Copy every line of the following data that includes the string "each".

::::

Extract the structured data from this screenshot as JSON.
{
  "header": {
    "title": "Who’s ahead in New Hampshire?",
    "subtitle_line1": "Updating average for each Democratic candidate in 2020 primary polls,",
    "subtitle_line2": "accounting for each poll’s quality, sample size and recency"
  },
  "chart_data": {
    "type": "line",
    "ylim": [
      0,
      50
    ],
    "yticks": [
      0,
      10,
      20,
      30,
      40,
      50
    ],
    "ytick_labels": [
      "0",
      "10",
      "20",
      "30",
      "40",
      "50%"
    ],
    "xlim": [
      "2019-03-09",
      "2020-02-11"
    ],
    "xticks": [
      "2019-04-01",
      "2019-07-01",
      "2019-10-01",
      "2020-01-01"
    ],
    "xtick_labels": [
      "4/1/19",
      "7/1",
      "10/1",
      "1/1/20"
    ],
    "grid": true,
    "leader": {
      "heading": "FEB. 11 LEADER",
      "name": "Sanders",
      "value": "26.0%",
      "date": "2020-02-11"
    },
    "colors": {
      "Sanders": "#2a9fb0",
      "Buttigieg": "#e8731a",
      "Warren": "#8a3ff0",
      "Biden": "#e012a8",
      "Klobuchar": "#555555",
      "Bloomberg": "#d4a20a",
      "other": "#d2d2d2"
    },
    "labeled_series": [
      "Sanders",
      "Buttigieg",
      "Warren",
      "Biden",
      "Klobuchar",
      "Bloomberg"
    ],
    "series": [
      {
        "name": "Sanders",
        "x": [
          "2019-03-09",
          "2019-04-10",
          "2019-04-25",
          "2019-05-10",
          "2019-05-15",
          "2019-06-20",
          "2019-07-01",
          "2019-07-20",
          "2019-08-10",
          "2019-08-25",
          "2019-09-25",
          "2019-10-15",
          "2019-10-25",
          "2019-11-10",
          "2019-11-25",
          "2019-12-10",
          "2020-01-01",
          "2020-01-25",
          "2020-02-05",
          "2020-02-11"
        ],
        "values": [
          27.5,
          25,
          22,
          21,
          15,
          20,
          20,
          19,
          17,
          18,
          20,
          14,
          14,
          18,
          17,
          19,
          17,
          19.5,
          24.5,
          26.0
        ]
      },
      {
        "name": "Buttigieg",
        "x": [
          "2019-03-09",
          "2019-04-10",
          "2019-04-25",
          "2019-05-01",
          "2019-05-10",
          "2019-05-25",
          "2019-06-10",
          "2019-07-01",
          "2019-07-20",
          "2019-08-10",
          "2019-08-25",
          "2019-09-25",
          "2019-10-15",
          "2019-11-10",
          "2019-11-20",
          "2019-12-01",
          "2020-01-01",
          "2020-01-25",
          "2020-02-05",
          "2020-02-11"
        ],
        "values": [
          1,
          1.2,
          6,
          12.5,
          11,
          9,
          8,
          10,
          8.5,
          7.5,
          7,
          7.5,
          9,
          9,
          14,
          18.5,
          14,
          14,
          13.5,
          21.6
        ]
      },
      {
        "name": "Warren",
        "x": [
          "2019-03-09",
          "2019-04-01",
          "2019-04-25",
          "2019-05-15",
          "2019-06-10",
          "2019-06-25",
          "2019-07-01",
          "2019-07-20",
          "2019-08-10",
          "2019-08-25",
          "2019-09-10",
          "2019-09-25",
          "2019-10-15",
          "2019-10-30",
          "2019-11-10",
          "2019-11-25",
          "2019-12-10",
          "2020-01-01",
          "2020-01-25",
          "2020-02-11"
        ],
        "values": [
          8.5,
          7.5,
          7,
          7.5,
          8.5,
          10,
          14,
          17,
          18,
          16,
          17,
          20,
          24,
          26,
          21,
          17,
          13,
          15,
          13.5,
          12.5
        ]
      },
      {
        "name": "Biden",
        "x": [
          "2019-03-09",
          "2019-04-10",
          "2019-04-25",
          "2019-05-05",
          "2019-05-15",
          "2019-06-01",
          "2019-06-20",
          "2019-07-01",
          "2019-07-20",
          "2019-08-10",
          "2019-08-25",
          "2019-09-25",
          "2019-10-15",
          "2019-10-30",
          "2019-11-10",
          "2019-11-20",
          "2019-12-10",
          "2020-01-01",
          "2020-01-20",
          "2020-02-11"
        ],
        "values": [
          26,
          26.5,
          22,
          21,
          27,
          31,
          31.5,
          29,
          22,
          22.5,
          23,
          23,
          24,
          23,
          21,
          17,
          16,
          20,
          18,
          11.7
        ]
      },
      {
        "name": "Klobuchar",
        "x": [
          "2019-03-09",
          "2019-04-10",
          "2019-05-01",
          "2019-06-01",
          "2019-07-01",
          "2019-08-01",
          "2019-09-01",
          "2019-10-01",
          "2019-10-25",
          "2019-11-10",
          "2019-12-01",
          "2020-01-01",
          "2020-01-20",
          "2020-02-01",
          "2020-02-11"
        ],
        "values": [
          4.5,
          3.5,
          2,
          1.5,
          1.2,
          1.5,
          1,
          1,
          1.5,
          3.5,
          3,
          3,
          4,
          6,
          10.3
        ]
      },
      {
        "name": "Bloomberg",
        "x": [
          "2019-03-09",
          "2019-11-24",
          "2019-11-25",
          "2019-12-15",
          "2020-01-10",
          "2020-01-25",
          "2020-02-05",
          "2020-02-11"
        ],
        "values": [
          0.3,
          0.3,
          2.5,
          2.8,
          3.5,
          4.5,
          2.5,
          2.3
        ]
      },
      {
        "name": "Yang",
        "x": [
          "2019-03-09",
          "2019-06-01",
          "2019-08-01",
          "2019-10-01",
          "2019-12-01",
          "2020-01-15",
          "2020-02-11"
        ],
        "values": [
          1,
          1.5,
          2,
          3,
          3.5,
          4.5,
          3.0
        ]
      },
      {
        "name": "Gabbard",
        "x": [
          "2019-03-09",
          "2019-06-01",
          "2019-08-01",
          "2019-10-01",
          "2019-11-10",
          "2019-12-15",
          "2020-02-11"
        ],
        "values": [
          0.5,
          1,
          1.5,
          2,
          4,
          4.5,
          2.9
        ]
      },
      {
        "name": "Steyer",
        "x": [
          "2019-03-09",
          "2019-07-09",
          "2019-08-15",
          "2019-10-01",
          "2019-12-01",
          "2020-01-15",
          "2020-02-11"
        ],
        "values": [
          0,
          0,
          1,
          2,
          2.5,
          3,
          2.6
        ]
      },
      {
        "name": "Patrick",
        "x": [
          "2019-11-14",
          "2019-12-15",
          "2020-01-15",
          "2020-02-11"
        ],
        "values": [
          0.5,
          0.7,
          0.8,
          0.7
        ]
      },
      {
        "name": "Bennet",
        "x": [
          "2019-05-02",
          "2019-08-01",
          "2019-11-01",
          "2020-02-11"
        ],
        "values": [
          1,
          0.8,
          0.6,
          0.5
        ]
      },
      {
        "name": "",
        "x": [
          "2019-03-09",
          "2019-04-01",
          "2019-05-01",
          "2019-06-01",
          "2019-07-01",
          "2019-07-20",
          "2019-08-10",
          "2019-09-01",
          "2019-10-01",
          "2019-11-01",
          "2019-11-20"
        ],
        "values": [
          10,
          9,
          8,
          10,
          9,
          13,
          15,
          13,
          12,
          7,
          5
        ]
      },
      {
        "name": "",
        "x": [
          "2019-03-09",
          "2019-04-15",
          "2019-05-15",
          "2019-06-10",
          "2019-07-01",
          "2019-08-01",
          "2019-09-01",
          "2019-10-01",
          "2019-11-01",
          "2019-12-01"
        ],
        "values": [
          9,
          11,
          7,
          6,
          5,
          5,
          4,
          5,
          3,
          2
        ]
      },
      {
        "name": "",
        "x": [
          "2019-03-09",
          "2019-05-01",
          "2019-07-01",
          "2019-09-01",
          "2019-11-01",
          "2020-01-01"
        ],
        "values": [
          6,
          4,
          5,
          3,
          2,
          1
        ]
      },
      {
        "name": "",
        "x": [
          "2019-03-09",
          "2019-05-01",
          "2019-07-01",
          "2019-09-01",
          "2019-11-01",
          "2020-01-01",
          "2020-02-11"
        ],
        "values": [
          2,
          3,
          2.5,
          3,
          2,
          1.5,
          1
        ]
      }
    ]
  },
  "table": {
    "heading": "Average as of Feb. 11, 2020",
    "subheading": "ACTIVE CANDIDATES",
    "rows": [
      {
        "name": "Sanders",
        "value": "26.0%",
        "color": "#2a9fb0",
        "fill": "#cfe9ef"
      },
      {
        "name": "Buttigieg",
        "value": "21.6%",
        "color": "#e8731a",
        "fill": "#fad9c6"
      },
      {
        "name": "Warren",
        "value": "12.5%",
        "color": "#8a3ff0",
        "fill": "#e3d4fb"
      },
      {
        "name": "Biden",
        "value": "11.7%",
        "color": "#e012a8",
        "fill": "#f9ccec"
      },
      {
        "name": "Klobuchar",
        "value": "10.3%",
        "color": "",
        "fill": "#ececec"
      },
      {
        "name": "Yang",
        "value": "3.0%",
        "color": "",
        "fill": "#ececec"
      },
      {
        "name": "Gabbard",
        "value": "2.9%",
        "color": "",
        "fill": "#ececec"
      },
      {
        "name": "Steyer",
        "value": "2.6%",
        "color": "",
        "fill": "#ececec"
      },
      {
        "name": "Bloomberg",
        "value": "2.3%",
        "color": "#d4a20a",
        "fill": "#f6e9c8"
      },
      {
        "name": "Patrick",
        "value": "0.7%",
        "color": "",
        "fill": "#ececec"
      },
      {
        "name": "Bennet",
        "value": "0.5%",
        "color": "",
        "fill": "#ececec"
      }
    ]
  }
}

::::

*COMPLETE RESPONSE*:
    "subtitle_line1": "Updating average for each Democratic candidate in 2020 primary polls,",
    "subtitle_line2": "accounting for each poll’s quality, sample size and recency"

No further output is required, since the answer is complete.